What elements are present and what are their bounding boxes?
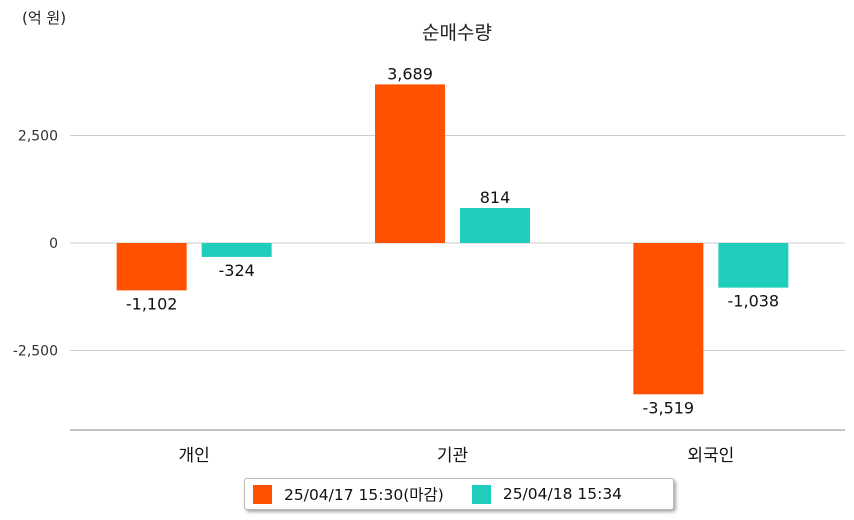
unit-label: (억 원) xyxy=(22,9,67,27)
x-tick-label: 외국인 xyxy=(687,446,734,466)
data-label: 814 xyxy=(480,188,511,207)
x-tick-label: 개인 xyxy=(179,446,210,466)
legend: 25/04/17 15:30(마감) 25/04/18 15:34 xyxy=(244,478,674,510)
chart-title: 순매수량 xyxy=(422,22,492,44)
legend-item-series-2[interactable]: 25/04/18 15:34 xyxy=(471,484,623,504)
x-tick-label: 기관 xyxy=(437,446,468,466)
bar-2 xyxy=(460,207,530,243)
data-label: -1,038 xyxy=(728,292,780,311)
legend-label-series-1: 25/04/17 15:30(마감) xyxy=(284,486,444,504)
data-label: 3,689 xyxy=(387,64,433,83)
legend-swatch-series-1 xyxy=(253,484,272,504)
bar-1 xyxy=(375,84,445,243)
y-tick-label: 2,500 xyxy=(18,129,58,145)
legend-label-series-2: 25/04/18 15:34 xyxy=(502,485,623,503)
legend-swatch-series-2 xyxy=(471,484,491,504)
data-label: -324 xyxy=(219,261,255,280)
legend-item-series-1[interactable]: 25/04/17 15:30(마감) xyxy=(253,483,444,505)
y-tick-label: 0 xyxy=(49,236,58,252)
bar-1 xyxy=(633,243,704,395)
data-label: -1,102 xyxy=(126,294,178,313)
y-tick-label: -2,500 xyxy=(13,344,58,360)
data-label: -3,519 xyxy=(643,398,695,417)
bar-2 xyxy=(201,243,272,257)
bar-2 xyxy=(718,243,789,288)
bar-1 xyxy=(116,243,187,291)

**What is expected**
Format the lines of the records above, from the line with "unit-label: (억 원) xyxy=(22,9,67,27)" to the line with "chart-title: 순매수량 xyxy=(422,22,492,44)", as a JSON list of strings with one string per line, leaving out any blank lines.

**Correct result**
[
  "unit-label: (억 원) xyxy=(22,9,67,27)",
  "x-tick-label: 외국인 xyxy=(687,446,734,466)",
  "data-label: 814 xyxy=(480,188,511,207)",
  "x-tick-label: 개인 xyxy=(179,446,210,466)",
  "legend: 25/04/17 15:30(마감) 25/04/18 15:34 xyxy=(244,478,674,510)",
  "chart-title: 순매수량 xyxy=(422,22,492,44)"
]